◆ **Énoncé du problème**: Pour chacune des affirmations suivantes, dites si elle concorde avec l’extrait sur le travail collaboratif, en répondant par oui ou par non et en citant les mots décisifs de l’extrait. 1. La majeure partie du travail est aujourd’hui effectuée individuellement. 2. Les quatre modes de partage des connaissances ont été décrits pour la première fois en 1995. 3. La collaboration décrite est le plus souvent planifiée à l’avance.

──────── Extrait choisi ────────

Ce processus de recherche incluait une vidéo-ethnographie, des entretiens, des carnets de recherche des employés, la compilation des données, ainsi que des outils d’évaluation avant et après utilisation. L’une des principales découvertes de cette étude a permis de confirmer l’apparition d’un changement fondamental : aujourd’hui, la majeure partie du travail est effectuée en collaborant, et non individuellement. De plus, il ne s’agit pas d’une activité segmentée réalisée dans un lieu prévu à cet effet, tel qu’une salle de conférence, mais d’une pratique désormais quasi constante, qui s’étend tout au long de la journée de travail. Elle peut se produire au bureau, dans les couloirs, dans les espaces destinés aux équipes, via les smartphones ou sur Internet et elle est souvent spontanée et informelle, c’est-à-dire qu’elle n’est pas organisée à l’avance. Lorsqu’un espace de travail est conçu pour prendre intégralement en charge les nouvelles réalités de la collaboration, il peut en résulter un meilleur apprentissage, davantage d’innovations et des prises de décisions accélérées.
Ce document fournit un aperçu de la collaboration, telle qu’elle est pratiquée aujourd’hui dans les espaces de travail. Plus précisément, il s’agira d’explorer la transition opérée au sein des entreprises, qui sont passées d’une activité principalement axée sur le travail individuel à un travail collaboratif. Nous discuterons des nouvelles compréhensions en matière de collaboration, ce qui la définit réellement et ce qu’elle n’est pas. Enfin, à la lumière des dernières découvertes issues de cet espace « pilote » et des recherches qui y ont été effectuées, nous proposerons de nouvelles stratégies de création d’espaces, capables d’intégrer le travail collaboratif d’aujourd’hui.
La transition du travail individuel au travail collaboratif
Le partage des connaissances est aujourd’hui essentiel à la réussite d’une entreprise et les recherches montrent qu’il s’effectue généralement selon quatre modes. Décrits pour la première fois en 1995 dans l’ouvrage fondateur The Knowledge-Creating Company (L’entreprise créatrice de savoirs) d’Ikujiro Nonaka et Hirotaka Takeuchi (1), ces quatre modes sont indispensables dans le processus de création de savoirs, qui à son tour, génère créativité et innovation :
Concentration – chaque travailleur doit disposer d’un laps de temps suffisant pour se concentrer, sans être interrompu, afin de réaliser certaines actions spécifiques, comme réfléchir, étudier, bâtir une stratégie et tout autre activité nécessitant de se retrouver seul avec soi-même.

──────── Données enregistrées ────────

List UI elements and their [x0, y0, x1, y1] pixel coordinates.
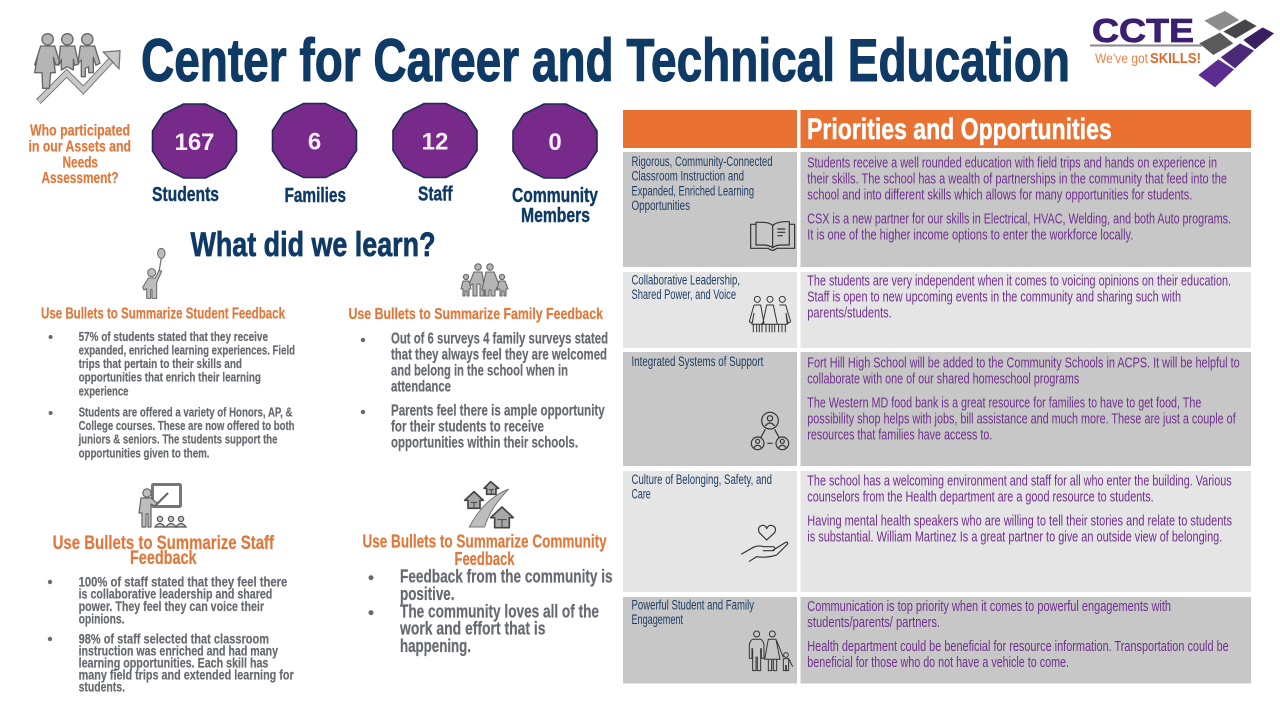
- bullets: family feedback: opportunities within their schools.: [391, 434, 578, 451]
- row: collaborative leadership: Shared Power, and Voice: [632, 287, 736, 302]
- icon: people with rising arrow: [35, 34, 120, 102]
- stat: students: Students: [152, 184, 219, 206]
- logo: CCTE: CCTE: [1092, 12, 1194, 49]
- row: family engagement: Engagement: [632, 612, 683, 627]
- bullets: staff feedback: learning opportunities. Each skill has: [79, 655, 269, 671]
- stat: community members: [512, 104, 599, 227]
- icon: hand holding heart: [742, 525, 788, 561]
- panel: staff feedback: [48, 533, 294, 695]
- row: collaborative leadership: [623, 272, 1251, 348]
- bullets: staff feedback: opinions.: [79, 610, 124, 626]
- row: family engagement: Powerful Student and Family: [632, 597, 754, 612]
- row: rigorous instruction: Rigorous, Community-Connected: [632, 154, 772, 169]
- row: integrated systems: [623, 352, 1251, 466]
- stat: families: Families: [284, 185, 346, 207]
- panel: community feedback: [362, 532, 613, 656]
- stat: staff: 12: [422, 128, 448, 156]
- question: who participated: [28, 122, 131, 187]
- bullets: community feedback: positive.: [400, 583, 454, 604]
- bullets: student feedback: Students are offered a variety of Honors, AP, &: [79, 405, 292, 420]
- question: who participated: Assessment?: [42, 170, 118, 187]
- heading: staff feedback: Use Bullets to Summarize Staff: [53, 533, 275, 554]
- bullets: student feedback: opportunities that enrich their learning: [79, 370, 261, 385]
- row: rigorous instruction: Classroom Instruction and: [632, 169, 744, 184]
- row: family engagement: students/parents/ partners.: [807, 614, 940, 631]
- bullets: student feedback: experience: [79, 383, 128, 398]
- row: family engagement: [623, 597, 1251, 684]
- bullets: student feedback: trips that pertain to their skills and: [79, 356, 242, 371]
- bullets: staff feedback: 98% of staff selected that classroom: [79, 630, 269, 646]
- bullets: staff feedback: instruction was enriched and had many: [79, 642, 278, 658]
- heading: family feedback: Use Bullets to Summarize Family Feedback: [348, 306, 603, 323]
- bullets: family feedback: for their students to receive: [391, 418, 544, 435]
- stat: families: 6: [308, 128, 321, 156]
- bullets: staff feedback: is collaborative leadership and shared: [79, 586, 272, 602]
- icon: student with balloon: [143, 248, 165, 298]
- table header: Priorities and Opportunities: [807, 113, 1112, 146]
- icon: family: [461, 264, 508, 296]
- icon: teacher at board: [139, 484, 186, 527]
- logo: CCTE: [1090, 11, 1274, 87]
- stat: students: [152, 104, 236, 206]
- bullets: student feedback: [49, 329, 295, 460]
- bullets: student feedback: opportunities given to them.: [79, 445, 209, 460]
- row: rigorous instruction: Opportunities: [632, 198, 690, 213]
- stat: community members: Members: [521, 205, 590, 227]
- logo: CCTE: We've got: [1095, 50, 1148, 66]
- bullets: family feedback: that they always feel they are welcomed: [391, 346, 607, 363]
- stat: community members: 0: [548, 129, 562, 156]
- row: culture of belonging: Care: [632, 487, 651, 502]
- row: collaborative leadership: parents/students.: [807, 305, 892, 322]
- table header: [623, 110, 1251, 148]
- bullets: student feedback: expanded, enriched learning experiences. Field: [79, 342, 295, 357]
- bullets: staff feedback: many field trips and extended learning for: [79, 667, 294, 683]
- row: integrated systems: resources that families have access to.: [807, 426, 992, 443]
- row: rigorous instruction: Expanded, Enriched Learning: [632, 183, 754, 198]
- icon: parents and child: [749, 631, 793, 671]
- heading: staff feedback: [53, 533, 275, 569]
- bullets: family feedback: Out of 6 surveys 4 family surveys stated: [391, 330, 608, 347]
- row: collaborative leadership: Collaborative Leadership,: [632, 272, 740, 287]
- stat: families: [272, 104, 356, 207]
- icon: three people: [749, 296, 791, 332]
- stat: staff: Staff: [418, 184, 453, 206]
- heading: community feedback: Use Bullets to Summarize Community: [362, 532, 607, 552]
- bullets: community feedback: work and effort that is: [399, 618, 546, 639]
- icon: open book: [751, 222, 795, 250]
- logo: CCTE: SKILLS!: [1150, 50, 1201, 67]
- row: rigorous instruction: [623, 152, 1251, 267]
- stat: community members: Community: [512, 185, 599, 207]
- table: priorities and opportunities: [623, 110, 1251, 684]
- heading: community feedback: [362, 532, 607, 569]
- row: rigorous instruction: It is one of the higher income options to enter the workforce locally.: [807, 226, 1133, 243]
- row: integrated systems: collaborate with one of our shared homeschool programs: [807, 370, 1079, 387]
- panel: family feedback: [348, 306, 608, 451]
- heading: student feedback: Use Bullets to Summarize Student Feedback: [41, 306, 285, 322]
- heading: what did we learn: What did we learn?: [190, 226, 436, 264]
- bullets: family feedback: attendance: [391, 378, 451, 395]
- row: integrated systems: Integrated Systems of Support: [632, 354, 763, 369]
- bullets: community feedback: happening.: [400, 635, 471, 656]
- heading: staff feedback: Feedback: [130, 548, 197, 569]
- bullets: student feedback: 57% of students stated that they receive: [79, 329, 268, 344]
- bullets: community feedback: Feedback from the community is: [400, 565, 613, 586]
- icon: connected people: [751, 412, 789, 450]
- bullets: student feedback: College courses. These are now offered to both: [79, 418, 295, 433]
- heading: community feedback: Feedback: [454, 549, 515, 569]
- bullets: staff feedback: 100% of staff stated that they feel there: [79, 574, 287, 590]
- bullets: staff feedback: [48, 574, 294, 695]
- row: culture of belonging: counselors from the Health department are a good resource to students.: [807, 489, 1154, 506]
- row: culture of belonging: Culture of Belonging, Safety, and: [632, 472, 772, 487]
- question: who participated: Who participated: [30, 122, 130, 140]
- stat: students: 167: [174, 129, 215, 156]
- stat: staff: [393, 104, 477, 206]
- bullets: student feedback: juniors & seniors. The students support the: [78, 432, 277, 447]
- bullets: community feedback: The community loves all of the: [400, 600, 599, 621]
- question: who participated: Needs: [62, 154, 98, 172]
- question: who participated: in our Assets and: [28, 138, 131, 156]
- bullets: family feedback: Parents feel there is ample opportunity: [391, 402, 605, 419]
- bullets: staff feedback: power. They feel they can voice their: [79, 598, 264, 614]
- row: culture of belonging: [623, 471, 1251, 592]
- bullets: community feedback: [368, 565, 613, 656]
- bullets: staff feedback: students.: [79, 679, 125, 695]
- bullets: family feedback: [361, 330, 608, 451]
- panel: student feedback: [41, 306, 295, 460]
- icon: houses and road: [465, 482, 513, 528]
- bullets: family feedback: and belong in the school when in: [391, 362, 568, 379]
- row: family engagement: beneficial for those who do not have a vehicle to come.: [807, 654, 1069, 671]
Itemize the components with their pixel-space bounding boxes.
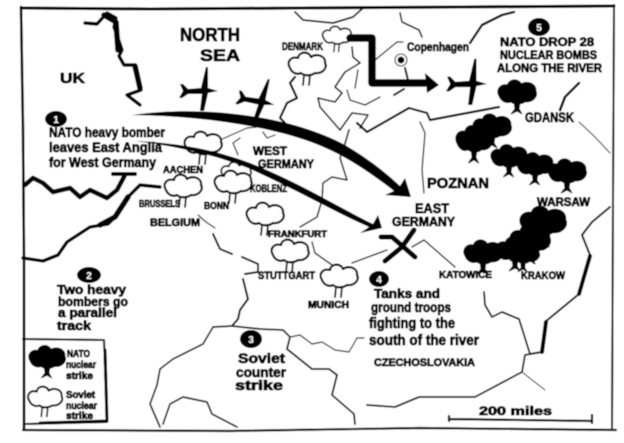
callout 1: NATO bomber leaves: 1: [53, 115, 59, 126]
callout 2: two heavy bombers: bombers go: [58, 294, 128, 309]
legend: NATO nuclear strike: strike: [66, 371, 93, 382]
legend: NATO nuclear strike: [29, 346, 96, 382]
callout 4: tanks and ground troops: ground troops: [371, 299, 451, 315]
map labels: KRAKOW: [521, 270, 566, 282]
callout 3: Soviet counter strike: counter: [236, 364, 287, 380]
callout 3: Soviet counter strike: 3: [248, 335, 254, 346]
callout 2: two heavy bombers: track: [57, 318, 92, 333]
icon: Copenhagen marker: [395, 54, 408, 80]
callout 4: tanks and ground troops: 4: [376, 275, 382, 286]
legend: Soviet nuclear strike: strike: [66, 411, 93, 422]
icon: crossed-out plane: [381, 230, 415, 261]
callout 2: two heavy bombers: 2: [86, 271, 92, 282]
legend: NATO nuclear strike: nuclear: [66, 360, 96, 371]
map labels: GERMANY: [392, 214, 455, 229]
map labels: WEST: [253, 144, 288, 158]
scale bar: 200 miles: 200 miles: [479, 404, 552, 418]
map labels: BRUSSELS: [139, 199, 180, 210]
callout 5: NATO drop bombs along river: NUCLEAR BOMBS: [500, 48, 597, 62]
scale bar: 200 miles: [449, 404, 592, 423]
callout 1: NATO bomber leaves: for West Germany: [49, 154, 156, 170]
icon: bomber plane 1: [179, 67, 218, 111]
callout 4: tanks and ground troops: [369, 271, 479, 349]
callout 5: NATO drop bombs along river: ALONG THE RIVER: [497, 61, 602, 75]
callout 2: two heavy bombers: Two heavy: [57, 282, 127, 297]
map labels: AACHEN: [163, 165, 203, 176]
map labels: WARSAW: [537, 195, 591, 209]
legend: Soviet nuclear strike: [28, 387, 97, 422]
callout 2: two heavy bombers: a parallel: [58, 305, 117, 320]
callout 3: Soviet counter strike: [235, 330, 287, 393]
map labels: BELGIUM: [150, 217, 200, 229]
callout 3: Soviet counter strike: strike: [235, 377, 283, 393]
map labels: MUNICH: [308, 300, 349, 311]
map labels: POZNAN: [427, 175, 489, 192]
map labels: BONN: [204, 201, 229, 212]
icon: bomber plane 3: [446, 59, 487, 105]
callout 5: NATO drop bombs along river: NATO DROP 28: [500, 35, 594, 49]
map labels: SEA: [200, 46, 240, 65]
map labels: CZECHOSLOVAKIA: [374, 357, 475, 369]
map labels: STUTTGART: [258, 270, 315, 282]
map labels: NORTH: [180, 25, 240, 45]
callout 4: tanks and ground troops: south of the river: [369, 332, 479, 349]
map labels: GDANSK: [525, 109, 574, 125]
icon: bomber plane 2: [232, 73, 280, 125]
filled mushroom clouds: NATO strikes: [456, 81, 586, 274]
map labels: KATOWICE: [439, 270, 492, 281]
map labels: FRANKFURT: [268, 229, 328, 239]
callout 4: tanks and ground troops: Tanks and: [374, 286, 440, 301]
open mushroom clouds: Soviet strikes: [165, 26, 358, 297]
map labels: Copenhagen: [407, 40, 469, 54]
map labels: [60, 25, 591, 369]
callout 4: tanks and ground troops: fighting to the: [369, 315, 455, 332]
callout 1: NATO bomber leaves: NATO heavy bomber: [49, 124, 165, 140]
map labels: EAST: [415, 200, 449, 216]
callout 3: Soviet counter strike: Soviet: [238, 350, 285, 366]
legend: Soviet nuclear strike: nuclear: [66, 401, 97, 412]
callout 1: NATO bomber leaves: [45, 111, 165, 170]
map labels: GERMANY: [258, 157, 314, 171]
map labels: DENMARK: [282, 41, 323, 53]
arrow: parallel bomber route: [135, 141, 382, 233]
callout 5: NATO drop bombs along river: 5: [536, 23, 542, 34]
legend: NATO nuclear strike: NATO: [67, 349, 90, 360]
legend: Soviet nuclear strike: Soviet: [66, 390, 96, 401]
map labels: UK: [60, 70, 85, 87]
arrow: angular route from Denmark: [350, 38, 439, 93]
callout 1: NATO bomber leaves: leaves East Anglia: [49, 139, 162, 155]
callout 5: NATO drop bombs along river: [497, 18, 602, 75]
arrow: main bomber route to East Germany: [132, 111, 411, 197]
callout 2: two heavy bombers: [57, 267, 128, 333]
legend: [23, 339, 107, 424]
map labels: KOBLENZ: [250, 183, 287, 195]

────────

◆ **Réponse au problème**:
1. Non : « aujourd’hui, la majeure partie du travail est effectuée en collaborant, et non individuellement »
2. Oui : « Décrits pour la première fois en 1995 »
3. Non : « elle est souvent spontanée et informelle, c’est-à-dire qu’elle n’est pas organisée à l’avance »